═══ Records for this exercise ═══
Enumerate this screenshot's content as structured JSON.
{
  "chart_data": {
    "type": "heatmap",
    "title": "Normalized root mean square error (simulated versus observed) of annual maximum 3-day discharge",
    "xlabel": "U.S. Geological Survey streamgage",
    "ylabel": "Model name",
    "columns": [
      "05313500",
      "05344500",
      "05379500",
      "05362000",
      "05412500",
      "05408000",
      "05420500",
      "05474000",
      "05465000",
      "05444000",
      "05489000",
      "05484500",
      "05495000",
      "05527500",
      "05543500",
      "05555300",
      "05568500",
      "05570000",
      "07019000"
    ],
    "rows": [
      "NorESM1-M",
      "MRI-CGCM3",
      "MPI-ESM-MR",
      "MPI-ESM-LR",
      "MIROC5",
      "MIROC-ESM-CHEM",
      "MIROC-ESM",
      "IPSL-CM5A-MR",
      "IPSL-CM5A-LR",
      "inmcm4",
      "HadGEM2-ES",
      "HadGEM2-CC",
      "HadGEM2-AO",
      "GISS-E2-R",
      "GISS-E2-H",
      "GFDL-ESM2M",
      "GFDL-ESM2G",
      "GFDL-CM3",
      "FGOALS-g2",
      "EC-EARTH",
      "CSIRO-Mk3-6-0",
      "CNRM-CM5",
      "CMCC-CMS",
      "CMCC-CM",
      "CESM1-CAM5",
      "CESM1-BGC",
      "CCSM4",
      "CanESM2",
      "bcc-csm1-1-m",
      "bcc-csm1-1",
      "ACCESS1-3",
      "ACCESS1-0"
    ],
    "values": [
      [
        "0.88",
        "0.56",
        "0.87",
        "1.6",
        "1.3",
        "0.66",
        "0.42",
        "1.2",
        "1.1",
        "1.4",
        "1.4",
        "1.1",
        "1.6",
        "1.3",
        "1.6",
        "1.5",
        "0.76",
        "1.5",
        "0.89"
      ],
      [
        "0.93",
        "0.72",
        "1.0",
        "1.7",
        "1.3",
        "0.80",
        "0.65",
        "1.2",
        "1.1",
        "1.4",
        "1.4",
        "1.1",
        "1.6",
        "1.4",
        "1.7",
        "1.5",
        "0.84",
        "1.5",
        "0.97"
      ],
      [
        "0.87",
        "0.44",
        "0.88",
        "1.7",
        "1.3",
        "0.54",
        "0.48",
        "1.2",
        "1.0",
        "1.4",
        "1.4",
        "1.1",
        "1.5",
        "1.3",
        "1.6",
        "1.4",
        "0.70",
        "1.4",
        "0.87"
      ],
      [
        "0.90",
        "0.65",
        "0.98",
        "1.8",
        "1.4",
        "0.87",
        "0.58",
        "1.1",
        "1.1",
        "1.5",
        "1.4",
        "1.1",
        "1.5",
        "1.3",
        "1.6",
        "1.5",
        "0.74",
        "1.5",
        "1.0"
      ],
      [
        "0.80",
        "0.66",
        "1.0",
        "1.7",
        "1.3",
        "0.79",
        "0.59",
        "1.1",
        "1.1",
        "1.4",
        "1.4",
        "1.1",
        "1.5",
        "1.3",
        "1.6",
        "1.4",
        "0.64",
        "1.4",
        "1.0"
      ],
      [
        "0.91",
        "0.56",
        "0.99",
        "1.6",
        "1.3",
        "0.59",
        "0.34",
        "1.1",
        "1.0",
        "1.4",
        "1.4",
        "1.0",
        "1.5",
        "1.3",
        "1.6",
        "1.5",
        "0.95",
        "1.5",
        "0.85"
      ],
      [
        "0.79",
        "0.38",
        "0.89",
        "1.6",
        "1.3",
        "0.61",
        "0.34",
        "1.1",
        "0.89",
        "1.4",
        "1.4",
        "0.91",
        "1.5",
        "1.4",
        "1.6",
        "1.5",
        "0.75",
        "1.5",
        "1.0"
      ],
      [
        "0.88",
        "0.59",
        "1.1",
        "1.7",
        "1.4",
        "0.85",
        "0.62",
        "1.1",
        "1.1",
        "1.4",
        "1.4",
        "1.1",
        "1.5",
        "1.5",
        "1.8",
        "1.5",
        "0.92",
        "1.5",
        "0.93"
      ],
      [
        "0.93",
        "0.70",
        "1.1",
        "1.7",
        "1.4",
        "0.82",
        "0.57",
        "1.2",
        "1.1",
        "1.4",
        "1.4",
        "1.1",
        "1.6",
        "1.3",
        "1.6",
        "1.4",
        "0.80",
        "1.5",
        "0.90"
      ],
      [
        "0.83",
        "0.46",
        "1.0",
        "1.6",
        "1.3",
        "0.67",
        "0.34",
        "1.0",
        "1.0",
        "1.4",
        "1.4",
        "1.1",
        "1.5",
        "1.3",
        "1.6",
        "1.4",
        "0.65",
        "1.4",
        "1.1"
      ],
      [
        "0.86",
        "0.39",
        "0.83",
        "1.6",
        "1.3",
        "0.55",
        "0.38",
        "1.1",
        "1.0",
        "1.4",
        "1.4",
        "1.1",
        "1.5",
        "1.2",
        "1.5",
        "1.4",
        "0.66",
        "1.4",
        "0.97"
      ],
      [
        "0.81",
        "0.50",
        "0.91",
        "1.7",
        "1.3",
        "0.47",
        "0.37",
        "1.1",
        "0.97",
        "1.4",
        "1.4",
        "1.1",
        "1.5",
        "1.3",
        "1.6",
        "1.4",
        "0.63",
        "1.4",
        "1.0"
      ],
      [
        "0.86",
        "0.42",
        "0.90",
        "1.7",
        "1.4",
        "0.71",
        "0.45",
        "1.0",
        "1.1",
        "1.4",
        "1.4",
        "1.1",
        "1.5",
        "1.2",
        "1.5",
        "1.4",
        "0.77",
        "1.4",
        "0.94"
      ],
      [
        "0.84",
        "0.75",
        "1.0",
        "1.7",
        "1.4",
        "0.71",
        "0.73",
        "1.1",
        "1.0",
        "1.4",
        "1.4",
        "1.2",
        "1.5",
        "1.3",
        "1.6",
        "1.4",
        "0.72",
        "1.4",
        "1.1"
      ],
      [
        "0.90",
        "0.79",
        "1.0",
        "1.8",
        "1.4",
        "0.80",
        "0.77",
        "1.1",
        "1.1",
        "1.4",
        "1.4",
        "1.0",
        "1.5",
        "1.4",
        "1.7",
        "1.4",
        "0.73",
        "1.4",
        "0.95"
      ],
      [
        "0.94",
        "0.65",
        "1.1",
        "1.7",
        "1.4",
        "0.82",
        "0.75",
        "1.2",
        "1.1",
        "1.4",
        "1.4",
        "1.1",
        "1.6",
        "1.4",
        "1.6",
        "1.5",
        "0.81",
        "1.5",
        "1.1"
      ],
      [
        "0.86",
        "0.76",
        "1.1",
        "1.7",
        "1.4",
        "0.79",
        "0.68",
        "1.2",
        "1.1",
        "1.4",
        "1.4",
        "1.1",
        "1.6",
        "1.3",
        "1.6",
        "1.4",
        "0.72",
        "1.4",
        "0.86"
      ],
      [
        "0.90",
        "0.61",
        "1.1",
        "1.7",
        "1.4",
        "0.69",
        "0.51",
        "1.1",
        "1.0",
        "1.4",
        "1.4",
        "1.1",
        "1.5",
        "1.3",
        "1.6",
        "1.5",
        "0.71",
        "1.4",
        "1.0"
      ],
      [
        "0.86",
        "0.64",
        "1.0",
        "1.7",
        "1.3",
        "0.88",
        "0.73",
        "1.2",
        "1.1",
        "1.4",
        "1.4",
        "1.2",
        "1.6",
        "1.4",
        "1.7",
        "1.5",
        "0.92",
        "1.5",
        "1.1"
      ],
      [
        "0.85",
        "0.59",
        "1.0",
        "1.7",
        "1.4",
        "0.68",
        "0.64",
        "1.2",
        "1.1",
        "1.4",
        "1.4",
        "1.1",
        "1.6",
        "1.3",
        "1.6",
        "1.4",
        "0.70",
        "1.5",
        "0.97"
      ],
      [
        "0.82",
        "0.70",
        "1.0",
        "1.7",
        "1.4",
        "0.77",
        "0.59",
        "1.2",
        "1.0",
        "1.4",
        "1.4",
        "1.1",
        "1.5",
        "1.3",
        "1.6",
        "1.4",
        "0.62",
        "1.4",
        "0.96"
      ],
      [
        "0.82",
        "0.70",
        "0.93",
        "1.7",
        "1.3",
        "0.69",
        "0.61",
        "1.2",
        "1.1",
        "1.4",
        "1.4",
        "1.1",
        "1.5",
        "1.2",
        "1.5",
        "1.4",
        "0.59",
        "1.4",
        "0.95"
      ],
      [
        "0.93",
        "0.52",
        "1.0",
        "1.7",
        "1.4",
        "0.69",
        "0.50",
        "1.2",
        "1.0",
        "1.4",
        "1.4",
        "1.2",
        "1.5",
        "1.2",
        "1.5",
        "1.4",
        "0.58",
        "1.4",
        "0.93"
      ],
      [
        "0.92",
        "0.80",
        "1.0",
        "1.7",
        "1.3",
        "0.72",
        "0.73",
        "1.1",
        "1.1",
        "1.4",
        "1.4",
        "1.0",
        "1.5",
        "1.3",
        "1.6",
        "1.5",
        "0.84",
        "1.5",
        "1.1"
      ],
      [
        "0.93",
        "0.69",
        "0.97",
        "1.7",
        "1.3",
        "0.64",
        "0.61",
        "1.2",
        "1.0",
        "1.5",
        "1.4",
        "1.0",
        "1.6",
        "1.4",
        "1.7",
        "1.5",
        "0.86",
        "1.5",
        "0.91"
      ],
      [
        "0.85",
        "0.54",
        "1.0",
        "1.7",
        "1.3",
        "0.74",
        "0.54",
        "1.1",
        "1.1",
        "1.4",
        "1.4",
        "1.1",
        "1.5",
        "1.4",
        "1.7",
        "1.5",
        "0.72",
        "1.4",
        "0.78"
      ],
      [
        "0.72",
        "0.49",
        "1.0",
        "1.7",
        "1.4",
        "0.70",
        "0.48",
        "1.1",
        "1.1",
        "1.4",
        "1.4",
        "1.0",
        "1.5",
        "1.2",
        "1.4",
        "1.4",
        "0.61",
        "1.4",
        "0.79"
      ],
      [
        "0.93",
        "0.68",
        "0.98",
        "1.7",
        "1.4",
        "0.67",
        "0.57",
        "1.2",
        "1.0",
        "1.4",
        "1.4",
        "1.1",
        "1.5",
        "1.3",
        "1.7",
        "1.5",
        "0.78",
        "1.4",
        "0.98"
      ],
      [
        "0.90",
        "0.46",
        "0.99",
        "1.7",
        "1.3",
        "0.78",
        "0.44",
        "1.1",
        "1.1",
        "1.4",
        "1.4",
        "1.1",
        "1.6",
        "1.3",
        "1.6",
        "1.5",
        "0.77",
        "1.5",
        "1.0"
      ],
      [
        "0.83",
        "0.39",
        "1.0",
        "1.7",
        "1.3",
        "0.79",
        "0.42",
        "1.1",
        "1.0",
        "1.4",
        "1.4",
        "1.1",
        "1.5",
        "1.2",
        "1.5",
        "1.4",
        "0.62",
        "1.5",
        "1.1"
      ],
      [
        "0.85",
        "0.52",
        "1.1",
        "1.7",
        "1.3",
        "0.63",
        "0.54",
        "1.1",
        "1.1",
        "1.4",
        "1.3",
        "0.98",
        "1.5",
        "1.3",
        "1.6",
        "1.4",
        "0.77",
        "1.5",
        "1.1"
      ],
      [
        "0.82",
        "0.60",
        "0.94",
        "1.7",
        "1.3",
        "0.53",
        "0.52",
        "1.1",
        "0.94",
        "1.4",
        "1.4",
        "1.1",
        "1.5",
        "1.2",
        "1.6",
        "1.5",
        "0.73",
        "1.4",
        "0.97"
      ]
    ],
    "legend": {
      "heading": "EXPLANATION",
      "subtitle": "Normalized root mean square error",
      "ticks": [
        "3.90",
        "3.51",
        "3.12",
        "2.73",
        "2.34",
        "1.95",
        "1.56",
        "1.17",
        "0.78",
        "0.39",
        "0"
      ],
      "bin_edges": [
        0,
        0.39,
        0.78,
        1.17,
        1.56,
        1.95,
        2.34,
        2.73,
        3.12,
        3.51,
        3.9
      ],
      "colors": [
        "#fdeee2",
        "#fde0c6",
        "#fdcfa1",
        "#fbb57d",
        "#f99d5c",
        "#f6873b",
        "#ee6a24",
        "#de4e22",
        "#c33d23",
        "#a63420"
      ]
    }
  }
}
═══
### What is required
Filter the records above and return every line that holds the word "mean".

### Output of the exercise
    "title": "Normalized root mean square error (simulated versus observed) of annual maximum 3-day discharge",
      "subtitle": "Normalized root mean square error",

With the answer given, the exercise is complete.